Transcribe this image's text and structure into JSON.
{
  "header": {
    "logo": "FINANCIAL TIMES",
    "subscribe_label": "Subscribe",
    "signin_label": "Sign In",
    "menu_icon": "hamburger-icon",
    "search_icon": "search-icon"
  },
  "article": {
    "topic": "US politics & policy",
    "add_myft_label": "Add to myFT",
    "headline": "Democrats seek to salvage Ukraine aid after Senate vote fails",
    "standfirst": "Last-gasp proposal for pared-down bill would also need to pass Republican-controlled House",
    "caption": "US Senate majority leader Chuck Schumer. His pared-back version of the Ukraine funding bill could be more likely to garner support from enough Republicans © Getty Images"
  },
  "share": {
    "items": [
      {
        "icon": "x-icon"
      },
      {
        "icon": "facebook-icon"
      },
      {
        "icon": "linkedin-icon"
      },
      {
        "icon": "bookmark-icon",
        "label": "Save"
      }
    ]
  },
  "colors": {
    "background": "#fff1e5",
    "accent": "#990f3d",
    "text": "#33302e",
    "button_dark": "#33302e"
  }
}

——————————

What is being asked
Every entry above should be retyped exactly as shown.

The output
Transcribe this image's text and structure into JSON.
{
  "header": {
    "logo": "FINANCIAL TIMES",
    "subscribe_label": "Subscribe",
    "signin_label": "Sign In",
    "menu_icon": "hamburger-icon",
    "search_icon": "search-icon"
  },
  "article": {
    "topic": "US politics & policy",
    "add_myft_label": "Add to myFT",
    "headline": "Democrats seek to salvage Ukraine aid after Senate vote fails",
    "standfirst": "Last-gasp proposal for pared-down bill would also need to pass Republican-controlled House",
    "caption": "US Senate majority leader Chuck Schumer. His pared-back version of the Ukraine funding bill could be more likely to garner support from enough Republicans © Getty Images"
  },
  "share": {
    "items": [
      {
        "icon": "x-icon"
      },
      {
        "icon": "facebook-icon"
      },
      {
        "icon": "linkedin-icon"
      },
      {
        "icon": "bookmark-icon",
        "label": "Save"
      }
    ]
  },
  "colors": {
    "background": "#fff1e5",
    "accent": "#990f3d",
    "text": "#33302e",
    "button_dark": "#33302e"
  }
}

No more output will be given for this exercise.